WHAT THE TASK REQUIRES
Please answer these questions using the Edward Lavin Girroir biography below.
(a) Whom did Girroir marry in 1902?
(b) In which years did he run unsuccessfully for the House of Commons of Canada?
(c) On what date was he appointed to the Senate of Canada?

GIVEN PASSAGE
Member of the Nova Scotia House of Assembly for Antigonish County
- In office June 14, 1911 – November 19, 1911

Personal details
- Born: August 26, 1871 Tracadie, Nova Scotia
- Died: May 8, 1932 (aged 60)
- Party: Conservative

= Edward Lavin Girroir =

Canadian politician

Edward Lavin Girroir (August 26, 1871 - May 8, 1932) was a Canadian politician.

Born August 26 or 27, 1871 in Tracadie, Nova Scotia, he was the son of William Girroir and Anne (Lavin) Girroir. He had a twin brother, Hubert, who died one month after their birth, on September 25, 1871.

Girroir was educated at Saint Francis Xavier College and Dalhousie University. He was a Halifax lawyer, and also lectured on international law at Saint Francis Xavier University in Antigonish, Nova Scotia. In 1902, he married Lauretta Maude Corbin; she died in 1909. Senator Girroir and Mrs. Girroir (née Corbin) had at least one son, Edward Lavin, Jr., born February 10, 1907.

In 1900, 1905 and 1908, Girroir ran unsuccessfully for the House of Commons of Canada as a Conservative candidate in the federal riding of Antigonish.

In 1911, he was elected to the Nova Scotia House of Assembly as a Liberal-Conservative representing the provincial riding of Antigonish.

Girroir was appointed to the Senate of Canada on November 20, 1912, as a Conservative representing the senatorial division of Antigonish. He was the second Acadian senator from Nova Scotia. He died in office on May 8, 1932.

RECORD EXCERPTS

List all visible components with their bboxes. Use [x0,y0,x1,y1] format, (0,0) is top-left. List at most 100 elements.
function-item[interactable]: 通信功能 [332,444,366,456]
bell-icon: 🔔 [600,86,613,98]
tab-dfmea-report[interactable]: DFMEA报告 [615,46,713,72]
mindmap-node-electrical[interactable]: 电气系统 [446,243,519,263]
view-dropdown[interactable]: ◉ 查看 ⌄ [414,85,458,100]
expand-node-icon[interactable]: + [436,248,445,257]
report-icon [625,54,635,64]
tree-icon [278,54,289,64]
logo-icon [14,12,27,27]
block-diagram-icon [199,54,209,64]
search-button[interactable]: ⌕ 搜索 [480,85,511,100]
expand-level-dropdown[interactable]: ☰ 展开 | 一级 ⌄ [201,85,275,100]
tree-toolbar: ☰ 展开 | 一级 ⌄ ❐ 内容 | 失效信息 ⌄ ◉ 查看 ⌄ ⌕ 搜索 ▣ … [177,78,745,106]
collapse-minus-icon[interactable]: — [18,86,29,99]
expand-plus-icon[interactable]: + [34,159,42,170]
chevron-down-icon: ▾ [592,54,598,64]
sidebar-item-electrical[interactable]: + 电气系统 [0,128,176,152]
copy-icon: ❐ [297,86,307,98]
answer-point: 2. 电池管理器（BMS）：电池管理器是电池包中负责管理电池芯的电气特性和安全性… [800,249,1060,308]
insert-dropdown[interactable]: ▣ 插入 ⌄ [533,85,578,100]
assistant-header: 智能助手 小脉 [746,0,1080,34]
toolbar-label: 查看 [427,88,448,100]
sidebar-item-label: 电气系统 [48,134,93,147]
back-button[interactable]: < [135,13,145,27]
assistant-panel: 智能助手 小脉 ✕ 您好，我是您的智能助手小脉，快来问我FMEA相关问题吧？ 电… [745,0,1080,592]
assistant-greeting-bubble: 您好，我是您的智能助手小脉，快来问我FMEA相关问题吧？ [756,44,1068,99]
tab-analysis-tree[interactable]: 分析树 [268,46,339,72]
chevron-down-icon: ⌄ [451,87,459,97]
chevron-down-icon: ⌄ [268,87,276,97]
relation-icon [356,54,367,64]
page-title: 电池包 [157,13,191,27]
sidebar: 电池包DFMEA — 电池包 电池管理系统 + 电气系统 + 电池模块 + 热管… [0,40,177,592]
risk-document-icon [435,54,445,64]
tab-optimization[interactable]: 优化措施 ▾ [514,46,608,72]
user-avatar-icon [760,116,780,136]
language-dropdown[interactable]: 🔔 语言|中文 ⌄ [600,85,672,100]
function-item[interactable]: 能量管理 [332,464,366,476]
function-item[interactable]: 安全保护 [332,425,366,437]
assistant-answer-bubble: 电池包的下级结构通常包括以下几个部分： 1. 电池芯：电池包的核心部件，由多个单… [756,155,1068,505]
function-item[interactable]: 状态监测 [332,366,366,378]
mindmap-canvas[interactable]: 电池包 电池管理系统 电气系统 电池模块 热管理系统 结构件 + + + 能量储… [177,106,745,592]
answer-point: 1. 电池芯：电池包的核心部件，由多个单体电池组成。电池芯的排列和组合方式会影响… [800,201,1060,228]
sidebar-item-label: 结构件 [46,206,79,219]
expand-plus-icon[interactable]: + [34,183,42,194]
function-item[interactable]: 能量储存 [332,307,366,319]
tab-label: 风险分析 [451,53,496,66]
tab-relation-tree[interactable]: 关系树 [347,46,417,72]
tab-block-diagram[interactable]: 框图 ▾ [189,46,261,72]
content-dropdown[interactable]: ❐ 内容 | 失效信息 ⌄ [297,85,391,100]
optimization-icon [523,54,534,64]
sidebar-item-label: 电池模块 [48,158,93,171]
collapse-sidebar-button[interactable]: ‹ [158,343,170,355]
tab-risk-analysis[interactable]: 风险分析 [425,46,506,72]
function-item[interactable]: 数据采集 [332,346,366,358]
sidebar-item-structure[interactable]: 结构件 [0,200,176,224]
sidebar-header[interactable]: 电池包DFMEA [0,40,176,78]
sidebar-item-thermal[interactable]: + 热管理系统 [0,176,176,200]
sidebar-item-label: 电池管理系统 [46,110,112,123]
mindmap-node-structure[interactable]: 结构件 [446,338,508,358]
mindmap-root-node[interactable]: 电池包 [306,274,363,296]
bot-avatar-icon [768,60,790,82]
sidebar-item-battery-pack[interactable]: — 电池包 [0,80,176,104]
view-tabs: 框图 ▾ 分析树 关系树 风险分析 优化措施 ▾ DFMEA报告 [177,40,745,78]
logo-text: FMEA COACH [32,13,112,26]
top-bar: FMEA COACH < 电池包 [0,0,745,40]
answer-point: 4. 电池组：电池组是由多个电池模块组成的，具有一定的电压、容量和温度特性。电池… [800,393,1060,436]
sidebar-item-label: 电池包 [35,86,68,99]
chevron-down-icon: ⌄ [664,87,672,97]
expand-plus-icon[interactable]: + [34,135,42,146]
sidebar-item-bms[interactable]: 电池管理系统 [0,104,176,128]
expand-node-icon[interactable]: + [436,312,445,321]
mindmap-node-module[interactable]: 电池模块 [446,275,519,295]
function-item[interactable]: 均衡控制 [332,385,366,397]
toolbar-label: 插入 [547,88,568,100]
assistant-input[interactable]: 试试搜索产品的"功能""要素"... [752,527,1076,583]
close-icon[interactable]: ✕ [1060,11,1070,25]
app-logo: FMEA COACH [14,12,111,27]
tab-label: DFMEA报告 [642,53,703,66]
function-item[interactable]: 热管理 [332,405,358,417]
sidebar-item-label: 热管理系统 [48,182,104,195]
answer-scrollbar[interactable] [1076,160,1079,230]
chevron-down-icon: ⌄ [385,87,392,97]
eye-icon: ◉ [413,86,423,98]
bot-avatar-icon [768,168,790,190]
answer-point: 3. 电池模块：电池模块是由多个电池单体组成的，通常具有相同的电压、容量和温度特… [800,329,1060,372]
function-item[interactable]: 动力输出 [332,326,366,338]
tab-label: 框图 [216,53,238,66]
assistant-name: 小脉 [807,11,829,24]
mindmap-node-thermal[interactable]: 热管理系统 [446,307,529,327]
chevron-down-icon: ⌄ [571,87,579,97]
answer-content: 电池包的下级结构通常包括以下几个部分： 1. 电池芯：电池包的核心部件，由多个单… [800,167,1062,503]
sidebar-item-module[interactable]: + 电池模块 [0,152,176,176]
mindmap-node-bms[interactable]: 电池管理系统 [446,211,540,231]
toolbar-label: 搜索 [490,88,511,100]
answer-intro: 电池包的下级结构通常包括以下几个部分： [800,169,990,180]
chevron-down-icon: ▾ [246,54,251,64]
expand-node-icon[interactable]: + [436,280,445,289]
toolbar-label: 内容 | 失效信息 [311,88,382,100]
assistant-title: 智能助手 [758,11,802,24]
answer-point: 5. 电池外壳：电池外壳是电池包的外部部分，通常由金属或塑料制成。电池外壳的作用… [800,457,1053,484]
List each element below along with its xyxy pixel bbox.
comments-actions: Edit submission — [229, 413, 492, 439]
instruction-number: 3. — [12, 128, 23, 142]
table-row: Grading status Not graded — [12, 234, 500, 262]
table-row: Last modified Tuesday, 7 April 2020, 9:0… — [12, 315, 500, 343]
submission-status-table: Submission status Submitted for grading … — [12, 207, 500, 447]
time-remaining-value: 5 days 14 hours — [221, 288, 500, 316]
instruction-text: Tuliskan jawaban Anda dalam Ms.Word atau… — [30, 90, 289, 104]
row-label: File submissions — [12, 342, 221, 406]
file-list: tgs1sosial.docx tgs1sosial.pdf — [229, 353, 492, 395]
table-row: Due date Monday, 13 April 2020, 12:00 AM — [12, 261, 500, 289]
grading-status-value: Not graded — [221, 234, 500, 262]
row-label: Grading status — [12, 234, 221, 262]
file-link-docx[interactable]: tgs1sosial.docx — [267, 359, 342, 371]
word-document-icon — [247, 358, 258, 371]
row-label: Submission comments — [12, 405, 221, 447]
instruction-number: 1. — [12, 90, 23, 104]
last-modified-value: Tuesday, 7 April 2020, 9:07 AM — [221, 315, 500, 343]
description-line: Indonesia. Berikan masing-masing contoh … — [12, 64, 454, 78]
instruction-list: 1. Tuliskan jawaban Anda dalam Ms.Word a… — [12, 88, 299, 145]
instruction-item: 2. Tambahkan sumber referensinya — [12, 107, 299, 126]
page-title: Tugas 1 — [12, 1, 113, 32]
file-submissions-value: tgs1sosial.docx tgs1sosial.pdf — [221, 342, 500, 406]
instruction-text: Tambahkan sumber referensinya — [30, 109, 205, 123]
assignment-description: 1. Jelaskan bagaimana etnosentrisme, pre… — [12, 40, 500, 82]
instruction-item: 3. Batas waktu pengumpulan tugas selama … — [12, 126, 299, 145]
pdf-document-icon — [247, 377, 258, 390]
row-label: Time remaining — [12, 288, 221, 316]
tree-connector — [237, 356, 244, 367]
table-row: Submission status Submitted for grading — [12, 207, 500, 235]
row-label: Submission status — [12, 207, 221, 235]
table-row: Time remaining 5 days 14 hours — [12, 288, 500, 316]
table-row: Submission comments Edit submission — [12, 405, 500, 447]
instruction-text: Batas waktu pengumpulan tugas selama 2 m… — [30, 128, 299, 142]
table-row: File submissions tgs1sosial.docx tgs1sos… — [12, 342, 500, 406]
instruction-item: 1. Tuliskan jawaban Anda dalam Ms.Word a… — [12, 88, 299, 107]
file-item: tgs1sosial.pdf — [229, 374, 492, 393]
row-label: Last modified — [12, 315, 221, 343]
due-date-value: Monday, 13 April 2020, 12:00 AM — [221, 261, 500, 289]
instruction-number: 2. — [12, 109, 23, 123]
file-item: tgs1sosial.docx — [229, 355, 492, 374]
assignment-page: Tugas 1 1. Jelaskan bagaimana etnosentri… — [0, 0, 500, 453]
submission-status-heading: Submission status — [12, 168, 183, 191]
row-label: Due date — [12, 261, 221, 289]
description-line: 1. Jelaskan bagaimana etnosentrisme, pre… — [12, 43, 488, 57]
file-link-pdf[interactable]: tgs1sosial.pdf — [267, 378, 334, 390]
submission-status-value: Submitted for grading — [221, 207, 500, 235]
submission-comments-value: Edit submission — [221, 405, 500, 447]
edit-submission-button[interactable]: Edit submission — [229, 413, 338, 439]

SOLUTION TO THIS EXERCISE
(a) Lauretta Maude Corbin
(b) 1900, 1905 and 1908
(c) November 20, 1912